__Records for the task__.
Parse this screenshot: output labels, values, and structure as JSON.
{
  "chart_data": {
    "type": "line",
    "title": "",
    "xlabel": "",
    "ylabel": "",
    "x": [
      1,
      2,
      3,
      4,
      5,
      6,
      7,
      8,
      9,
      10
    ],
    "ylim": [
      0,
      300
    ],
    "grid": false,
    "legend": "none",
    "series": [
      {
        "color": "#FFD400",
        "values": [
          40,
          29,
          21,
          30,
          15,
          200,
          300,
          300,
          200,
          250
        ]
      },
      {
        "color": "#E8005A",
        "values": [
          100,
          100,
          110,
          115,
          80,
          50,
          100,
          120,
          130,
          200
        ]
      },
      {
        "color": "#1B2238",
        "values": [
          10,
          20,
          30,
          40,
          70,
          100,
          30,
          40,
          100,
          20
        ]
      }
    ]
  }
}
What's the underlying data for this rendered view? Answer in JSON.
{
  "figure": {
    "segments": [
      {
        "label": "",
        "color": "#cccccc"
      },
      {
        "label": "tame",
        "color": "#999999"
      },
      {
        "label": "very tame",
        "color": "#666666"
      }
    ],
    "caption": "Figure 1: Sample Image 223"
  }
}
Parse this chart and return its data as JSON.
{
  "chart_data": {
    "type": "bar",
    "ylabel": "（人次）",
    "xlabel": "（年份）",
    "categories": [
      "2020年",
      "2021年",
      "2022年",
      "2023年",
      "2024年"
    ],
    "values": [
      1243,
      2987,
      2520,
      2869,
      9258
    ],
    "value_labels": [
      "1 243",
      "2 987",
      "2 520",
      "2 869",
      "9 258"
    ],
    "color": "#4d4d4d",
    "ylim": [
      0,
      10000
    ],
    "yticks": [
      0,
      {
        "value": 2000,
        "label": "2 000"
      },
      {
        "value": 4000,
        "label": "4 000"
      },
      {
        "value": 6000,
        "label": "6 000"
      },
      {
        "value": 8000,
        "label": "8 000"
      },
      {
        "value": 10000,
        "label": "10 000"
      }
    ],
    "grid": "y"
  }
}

__Work required__. Write out every line from the entries where "this" appears.

__The answer__.
Parse this screenshot: output labels, values, and structure as JSON.
What's the underlying data for this rendered view? Answer in JSON.
Parse this chart and return its data as JSON.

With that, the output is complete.